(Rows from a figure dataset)
— Start —
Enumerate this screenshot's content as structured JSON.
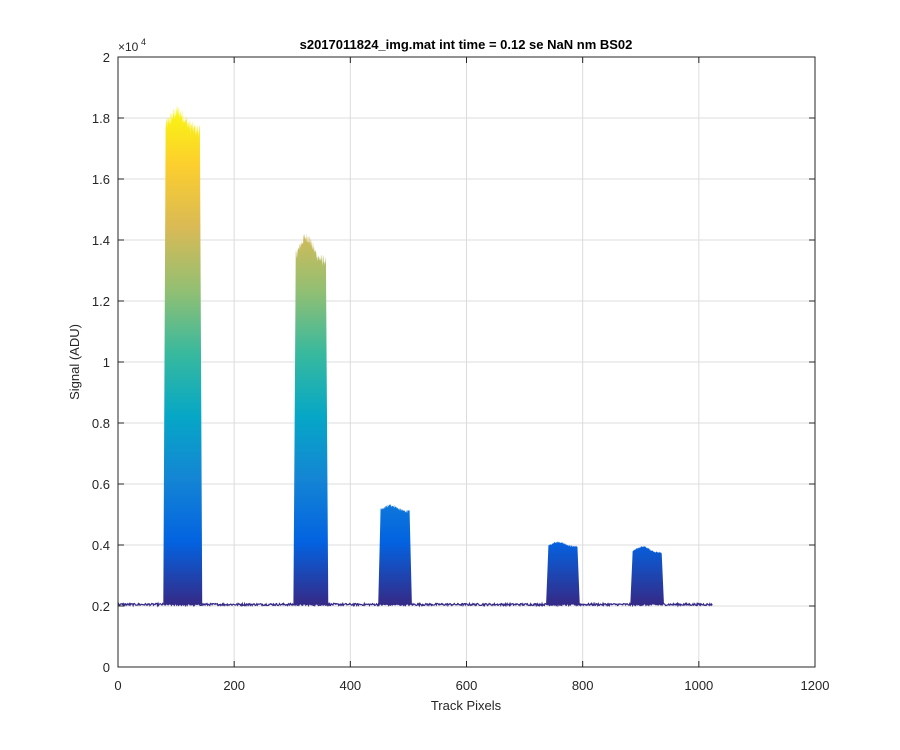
{
  "chart_data": {
    "type": "area",
    "title": "s2017011824_img.mat int time = 0.12 se  NaN nm BS02",
    "xlabel": "Track Pixels",
    "ylabel": "Signal (ADU)",
    "xlim": [
      0,
      1200
    ],
    "ylim": [
      0,
      20000
    ],
    "x_ticks": [
      0,
      200,
      400,
      600,
      800,
      1000,
      1200
    ],
    "x_tick_labels": [
      "0",
      "200",
      "400",
      "600",
      "800",
      "1000",
      "1200"
    ],
    "y_ticks": [
      0,
      2000,
      4000,
      6000,
      8000,
      10000,
      12000,
      14000,
      16000,
      18000,
      20000
    ],
    "y_tick_labels": [
      "0",
      "0.2",
      "0.4",
      "0.6",
      "0.8",
      "1",
      "1.2",
      "1.4",
      "1.6",
      "1.8",
      "2"
    ],
    "y_exponent_label": "×10",
    "y_exponent_power": "4",
    "grid": true,
    "colormap": "parula",
    "baseline": 2050,
    "x_extent": [
      0,
      1023
    ],
    "peaks": [
      {
        "name": "peak-1",
        "x_start": 78,
        "x_end": 145,
        "peak_value": 18200,
        "plateau_value": 17600
      },
      {
        "name": "peak-2",
        "x_start": 302,
        "x_end": 362,
        "peak_value": 14100,
        "plateau_value": 13300
      },
      {
        "name": "peak-3",
        "x_start": 448,
        "x_end": 506,
        "peak_value": 5300,
        "plateau_value": 5100
      },
      {
        "name": "peak-4",
        "x_start": 737,
        "x_end": 795,
        "peak_value": 4100,
        "plateau_value": 3950
      },
      {
        "name": "peak-5",
        "x_start": 882,
        "x_end": 940,
        "peak_value": 3950,
        "plateau_value": 3750
      }
    ],
    "parula_stops": [
      "#352a87",
      "#0363e1",
      "#1485d4",
      "#06a7c6",
      "#38b99e",
      "#92bf73",
      "#d9ba56",
      "#fcce2e",
      "#f9fb0e"
    ]
  }
}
— End —
**EXERCISE DETAILS:** Omit every picture, then reproduce the rest of the listing exactly.

**EXERCISE RESPONSE:**
Enumerate this screenshot's content as structured JSON.
{
  "chart_data": {
    "type": "area",
    "title": "s2017011824_img.mat int time = 0.12 se  NaN nm BS02",
    "xlabel": "Track Pixels",
    "ylabel": "Signal (ADU)",
    "xlim": [
      0,
      1200
    ],
    "ylim": [
      0,
      20000
    ],
    "x_ticks": [
      0,
      200,
      400,
      600,
      800,
      1000,
      1200
    ],
    "x_tick_labels": [
      "0",
      "200",
      "400",
      "600",
      "800",
      "1000",
      "1200"
    ],
    "y_ticks": [
      0,
      2000,
      4000,
      6000,
      8000,
      10000,
      12000,
      14000,
      16000,
      18000,
      20000
    ],
    "y_tick_labels": [
      "0",
      "0.2",
      "0.4",
      "0.6",
      "0.8",
      "1",
      "1.2",
      "1.4",
      "1.6",
      "1.8",
      "2"
    ],
    "y_exponent_label": "×10",
    "y_exponent_power": "4",
    "grid": true,
    "colormap": "parula",
    "baseline": 2050,
    "x_extent": [
      0,
      1023
    ],
    "peaks": [
      {
        "name": "peak-1",
        "x_start": 78,
        "x_end": 145,
        "peak_value": 18200,
        "plateau_value": 17600
      },
      {
        "name": "peak-2",
        "x_start": 302,
        "x_end": 362,
        "peak_value": 14100,
        "plateau_value": 13300
      },
      {
        "name": "peak-3",
        "x_start": 448,
        "x_end": 506,
        "peak_value": 5300,
        "plateau_value": 5100
      },
      {
        "name": "peak-4",
        "x_start": 737,
        "x_end": 795,
        "peak_value": 4100,
        "plateau_value": 3950
      },
      {
        "name": "peak-5",
        "x_start": 882,
        "x_end": 940,
        "peak_value": 3950,
        "plateau_value": 3750
      }
    ],
    "parula_stops": [
      "#352a87",
      "#0363e1",
      "#1485d4",
      "#06a7c6",
      "#38b99e",
      "#92bf73",
      "#d9ba56",
      "#fcce2e",
      "#f9fb0e"
    ]
  }
}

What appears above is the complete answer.